■ **Requirement**
Below are records to be output exactly, every one of them.

Stored data:
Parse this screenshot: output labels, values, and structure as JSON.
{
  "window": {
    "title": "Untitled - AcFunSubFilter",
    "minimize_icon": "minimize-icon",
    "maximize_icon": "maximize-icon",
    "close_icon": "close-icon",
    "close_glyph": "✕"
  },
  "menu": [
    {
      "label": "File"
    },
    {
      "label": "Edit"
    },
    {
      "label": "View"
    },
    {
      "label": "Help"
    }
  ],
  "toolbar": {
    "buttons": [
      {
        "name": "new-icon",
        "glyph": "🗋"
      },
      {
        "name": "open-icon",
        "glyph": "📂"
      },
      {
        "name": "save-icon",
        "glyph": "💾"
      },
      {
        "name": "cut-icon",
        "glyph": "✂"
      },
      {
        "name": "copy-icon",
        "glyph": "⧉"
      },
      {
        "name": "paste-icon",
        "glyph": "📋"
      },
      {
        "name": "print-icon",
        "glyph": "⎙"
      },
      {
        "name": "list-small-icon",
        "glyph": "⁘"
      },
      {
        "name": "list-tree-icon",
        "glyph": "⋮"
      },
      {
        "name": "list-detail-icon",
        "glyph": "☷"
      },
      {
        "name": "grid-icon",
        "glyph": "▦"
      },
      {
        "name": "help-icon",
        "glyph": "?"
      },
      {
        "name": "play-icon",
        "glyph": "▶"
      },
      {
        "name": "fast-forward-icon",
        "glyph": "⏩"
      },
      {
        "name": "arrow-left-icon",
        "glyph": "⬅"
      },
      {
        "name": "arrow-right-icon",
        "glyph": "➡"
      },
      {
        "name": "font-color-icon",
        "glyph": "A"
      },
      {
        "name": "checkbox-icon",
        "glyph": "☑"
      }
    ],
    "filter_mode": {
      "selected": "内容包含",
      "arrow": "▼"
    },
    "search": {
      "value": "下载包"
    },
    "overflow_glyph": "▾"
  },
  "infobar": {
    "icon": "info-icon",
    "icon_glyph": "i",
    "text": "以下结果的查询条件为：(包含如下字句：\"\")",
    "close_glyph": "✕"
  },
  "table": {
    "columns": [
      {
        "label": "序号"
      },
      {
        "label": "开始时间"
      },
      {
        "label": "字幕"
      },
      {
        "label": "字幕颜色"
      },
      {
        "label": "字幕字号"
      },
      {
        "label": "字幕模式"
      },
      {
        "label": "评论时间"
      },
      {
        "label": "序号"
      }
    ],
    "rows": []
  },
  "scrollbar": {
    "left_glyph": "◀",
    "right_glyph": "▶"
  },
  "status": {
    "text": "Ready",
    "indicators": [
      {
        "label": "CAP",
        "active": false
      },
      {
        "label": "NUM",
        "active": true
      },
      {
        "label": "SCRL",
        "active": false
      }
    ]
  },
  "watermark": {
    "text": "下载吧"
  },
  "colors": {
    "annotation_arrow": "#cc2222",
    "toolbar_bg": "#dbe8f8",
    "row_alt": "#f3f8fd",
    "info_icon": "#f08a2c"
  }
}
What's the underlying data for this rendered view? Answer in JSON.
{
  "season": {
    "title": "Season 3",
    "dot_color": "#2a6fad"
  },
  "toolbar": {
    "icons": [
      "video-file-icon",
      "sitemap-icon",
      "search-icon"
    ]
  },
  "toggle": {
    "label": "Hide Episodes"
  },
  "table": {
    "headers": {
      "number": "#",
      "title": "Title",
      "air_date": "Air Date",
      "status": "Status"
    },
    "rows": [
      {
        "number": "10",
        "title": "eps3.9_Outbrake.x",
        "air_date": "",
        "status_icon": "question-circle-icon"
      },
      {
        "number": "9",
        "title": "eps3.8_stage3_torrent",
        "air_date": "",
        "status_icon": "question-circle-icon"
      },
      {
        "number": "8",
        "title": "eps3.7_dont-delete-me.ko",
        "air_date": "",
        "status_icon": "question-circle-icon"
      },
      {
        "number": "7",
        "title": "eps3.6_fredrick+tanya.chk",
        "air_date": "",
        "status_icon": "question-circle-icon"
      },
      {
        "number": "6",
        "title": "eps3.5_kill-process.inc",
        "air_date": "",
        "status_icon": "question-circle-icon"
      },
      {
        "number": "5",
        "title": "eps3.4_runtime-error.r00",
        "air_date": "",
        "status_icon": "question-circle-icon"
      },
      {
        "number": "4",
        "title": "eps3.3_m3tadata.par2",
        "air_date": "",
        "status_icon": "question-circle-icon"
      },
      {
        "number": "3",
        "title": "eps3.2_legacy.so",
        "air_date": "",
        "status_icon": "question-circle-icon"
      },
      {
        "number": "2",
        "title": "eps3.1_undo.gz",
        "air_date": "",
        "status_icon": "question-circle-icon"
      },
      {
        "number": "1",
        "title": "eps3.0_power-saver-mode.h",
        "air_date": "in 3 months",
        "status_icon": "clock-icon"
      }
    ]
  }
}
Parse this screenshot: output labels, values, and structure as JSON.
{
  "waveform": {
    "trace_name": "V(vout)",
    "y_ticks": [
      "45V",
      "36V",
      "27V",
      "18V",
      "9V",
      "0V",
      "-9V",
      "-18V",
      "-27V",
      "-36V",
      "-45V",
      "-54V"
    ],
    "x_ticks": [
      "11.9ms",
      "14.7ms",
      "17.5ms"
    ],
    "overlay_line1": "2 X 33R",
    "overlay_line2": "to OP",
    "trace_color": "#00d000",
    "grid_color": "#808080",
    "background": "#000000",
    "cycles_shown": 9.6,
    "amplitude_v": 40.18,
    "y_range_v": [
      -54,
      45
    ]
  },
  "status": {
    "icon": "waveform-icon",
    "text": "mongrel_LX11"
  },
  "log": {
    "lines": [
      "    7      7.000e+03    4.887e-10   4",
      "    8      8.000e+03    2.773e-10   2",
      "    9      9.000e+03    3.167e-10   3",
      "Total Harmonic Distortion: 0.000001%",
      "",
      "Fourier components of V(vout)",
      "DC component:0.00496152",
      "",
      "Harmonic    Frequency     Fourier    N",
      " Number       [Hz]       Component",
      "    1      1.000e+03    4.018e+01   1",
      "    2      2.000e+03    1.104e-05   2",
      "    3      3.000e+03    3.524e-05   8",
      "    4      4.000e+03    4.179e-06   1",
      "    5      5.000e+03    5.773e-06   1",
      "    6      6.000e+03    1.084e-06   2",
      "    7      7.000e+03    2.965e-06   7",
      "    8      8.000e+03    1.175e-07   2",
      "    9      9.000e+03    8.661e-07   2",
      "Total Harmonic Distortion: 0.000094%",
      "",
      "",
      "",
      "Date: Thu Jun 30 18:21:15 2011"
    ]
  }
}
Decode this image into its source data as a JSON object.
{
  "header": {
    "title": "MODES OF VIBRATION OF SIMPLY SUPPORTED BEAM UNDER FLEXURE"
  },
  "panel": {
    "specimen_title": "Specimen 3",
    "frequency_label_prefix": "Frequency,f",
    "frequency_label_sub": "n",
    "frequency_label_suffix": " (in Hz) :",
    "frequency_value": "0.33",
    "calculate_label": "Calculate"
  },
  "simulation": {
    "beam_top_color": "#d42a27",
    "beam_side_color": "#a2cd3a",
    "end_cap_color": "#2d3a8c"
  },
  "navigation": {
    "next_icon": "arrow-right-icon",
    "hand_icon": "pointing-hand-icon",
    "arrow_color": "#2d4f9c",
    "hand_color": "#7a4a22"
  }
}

■ **Solution**
Parse this screenshot: output labels, values, and structure as JSON.
{
  "window": {
    "title": "Untitled - AcFunSubFilter",
    "minimize_icon": "minimize-icon",
    "maximize_icon": "maximize-icon",
    "close_icon": "close-icon",
    "close_glyph": "✕"
  },
  "menu": [
    {
      "label": "File"
    },
    {
      "label": "Edit"
    },
    {
      "label": "View"
    },
    {
      "label": "Help"
    }
  ],
  "toolbar": {
    "buttons": [
      {
        "name": "new-icon",
        "glyph": "🗋"
      },
      {
        "name": "open-icon",
        "glyph": "📂"
      },
      {
        "name": "save-icon",
        "glyph": "💾"
      },
      {
        "name": "cut-icon",
        "glyph": "✂"
      },
      {
        "name": "copy-icon",
        "glyph": "⧉"
      },
      {
        "name": "paste-icon",
        "glyph": "📋"
      },
      {
        "name": "print-icon",
        "glyph": "⎙"
      },
      {
        "name": "list-small-icon",
        "glyph": "⁘"
      },
      {
        "name": "list-tree-icon",
        "glyph": "⋮"
      },
      {
        "name": "list-detail-icon",
        "glyph": "☷"
      },
      {
        "name": "grid-icon",
        "glyph": "▦"
      },
      {
        "name": "help-icon",
        "glyph": "?"
      },
      {
        "name": "play-icon",
        "glyph": "▶"
      },
      {
        "name": "fast-forward-icon",
        "glyph": "⏩"
      },
      {
        "name": "arrow-left-icon",
        "glyph": "⬅"
      },
      {
        "name": "arrow-right-icon",
        "glyph": "➡"
      },
      {
        "name": "font-color-icon",
        "glyph": "A"
      },
      {
        "name": "checkbox-icon",
        "glyph": "☑"
      }
    ],
    "filter_mode": {
      "selected": "内容包含",
      "arrow": "▼"
    },
    "search": {
      "value": "下载包"
    },
    "overflow_glyph": "▾"
  },
  "infobar": {
    "icon": "info-icon",
    "icon_glyph": "i",
    "text": "以下结果的查询条件为：(包含如下字句：\"\")",
    "close_glyph": "✕"
  },
  "table": {
    "columns": [
      {
        "label": "序号"
      },
      {
        "label": "开始时间"
      },
      {
        "label": "字幕"
      },
      {
        "label": "字幕颜色"
      },
      {
        "label": "字幕字号"
      },
      {
        "label": "字幕模式"
      },
      {
        "label": "评论时间"
      },
      {
        "label": "序号"
      }
    ],
    "rows": []
  },
  "scrollbar": {
    "left_glyph": "◀",
    "right_glyph": "▶"
  },
  "status": {
    "text": "Ready",
    "indicators": [
      {
        "label": "CAP",
        "active": false
      },
      {
        "label": "NUM",
        "active": true
      },
      {
        "label": "SCRL",
        "active": false
      }
    ]
  },
  "watermark": {
    "text": "下载吧"
  },
  "colors": {
    "annotation_arrow": "#cc2222",
    "toolbar_bg": "#dbe8f8",
    "row_alt": "#f3f8fd",
    "info_icon": "#f08a2c"
  }
}
What's the underlying data for this rendered view? Answer in JSON.
{
  "season": {
    "title": "Season 3",
    "dot_color": "#2a6fad"
  },
  "toolbar": {
    "icons": [
      "video-file-icon",
      "sitemap-icon",
      "search-icon"
    ]
  },
  "toggle": {
    "label": "Hide Episodes"
  },
  "table": {
    "headers": {
      "number": "#",
      "title": "Title",
      "air_date": "Air Date",
      "status": "Status"
    },
    "rows": [
      {
        "number": "10",
        "title": "eps3.9_Outbrake.x",
        "air_date": "",
        "status_icon": "question-circle-icon"
      },
      {
        "number": "9",
        "title": "eps3.8_stage3_torrent",
        "air_date": "",
        "status_icon": "question-circle-icon"
      },
      {
        "number": "8",
        "title": "eps3.7_dont-delete-me.ko",
        "air_date": "",
        "status_icon": "question-circle-icon"
      },
      {
        "number": "7",
        "title": "eps3.6_fredrick+tanya.chk",
        "air_date": "",
        "status_icon": "question-circle-icon"
      },
      {
        "number": "6",
        "title": "eps3.5_kill-process.inc",
        "air_date": "",
        "status_icon": "question-circle-icon"
      },
      {
        "number": "5",
        "title": "eps3.4_runtime-error.r00",
        "air_date": "",
        "status_icon": "question-circle-icon"
      },
      {
        "number": "4",
        "title": "eps3.3_m3tadata.par2",
        "air_date": "",
        "status_icon": "question-circle-icon"
      },
      {
        "number": "3",
        "title": "eps3.2_legacy.so",
        "air_date": "",
        "status_icon": "question-circle-icon"
      },
      {
        "number": "2",
        "title": "eps3.1_undo.gz",
        "air_date": "",
        "status_icon": "question-circle-icon"
      },
      {
        "number": "1",
        "title": "eps3.0_power-saver-mode.h",
        "air_date": "in 3 months",
        "status_icon": "clock-icon"
      }
    ]
  }
}
Parse this screenshot: output labels, values, and structure as JSON.
{
  "waveform": {
    "trace_name": "V(vout)",
    "y_ticks": [
      "45V",
      "36V",
      "27V",
      "18V",
      "9V",
      "0V",
      "-9V",
      "-18V",
      "-27V",
      "-36V",
      "-45V",
      "-54V"
    ],
    "x_ticks": [
      "11.9ms",
      "14.7ms",
      "17.5ms"
    ],
    "overlay_line1": "2 X 33R",
    "overlay_line2": "to OP",
    "trace_color": "#00d000",
    "grid_color": "#808080",
    "background": "#000000",
    "cycles_shown": 9.6,
    "amplitude_v": 40.18,
    "y_range_v": [
      -54,
      45
    ]
  },
  "status": {
    "icon": "waveform-icon",
    "text": "mongrel_LX11"
  },
  "log": {
    "lines": [
      "    7      7.000e+03    4.887e-10   4",
      "    8      8.000e+03    2.773e-10   2",
      "    9      9.000e+03    3.167e-10   3",
      "Total Harmonic Distortion: 0.000001%",
      "",
      "Fourier components of V(vout)",
      "DC component:0.00496152",
      "",
      "Harmonic    Frequency     Fourier    N",
      " Number       [Hz]       Component",
      "    1      1.000e+03    4.018e+01   1",
      "    2      2.000e+03    1.104e-05   2",
      "    3      3.000e+03    3.524e-05   8",
      "    4      4.000e+03    4.179e-06   1",
      "    5      5.000e+03    5.773e-06   1",
      "    6      6.000e+03    1.084e-06   2",
      "    7      7.000e+03    2.965e-06   7",
      "    8      8.000e+03    1.175e-07   2",
      "    9      9.000e+03    8.661e-07   2",
      "Total Harmonic Distortion: 0.000094%",
      "",
      "",
      "",
      "Date: Thu Jun 30 18:21:15 2011"
    ]
  }
}
Decode this image into its source data as a JSON object.
{
  "header": {
    "title": "MODES OF VIBRATION OF SIMPLY SUPPORTED BEAM UNDER FLEXURE"
  },
  "panel": {
    "specimen_title": "Specimen 3",
    "frequency_label_prefix": "Frequency,f",
    "frequency_label_sub": "n",
    "frequency_label_suffix": " (in Hz) :",
    "frequency_value": "0.33",
    "calculate_label": "Calculate"
  },
  "simulation": {
    "beam_top_color": "#d42a27",
    "beam_side_color": "#a2cd3a",
    "end_cap_color": "#2d3a8c"
  },
  "navigation": {
    "next_icon": "arrow-right-icon",
    "hand_icon": "pointing-hand-icon",
    "arrow_color": "#2d4f9c",
    "hand_color": "#7a4a22"
  }
}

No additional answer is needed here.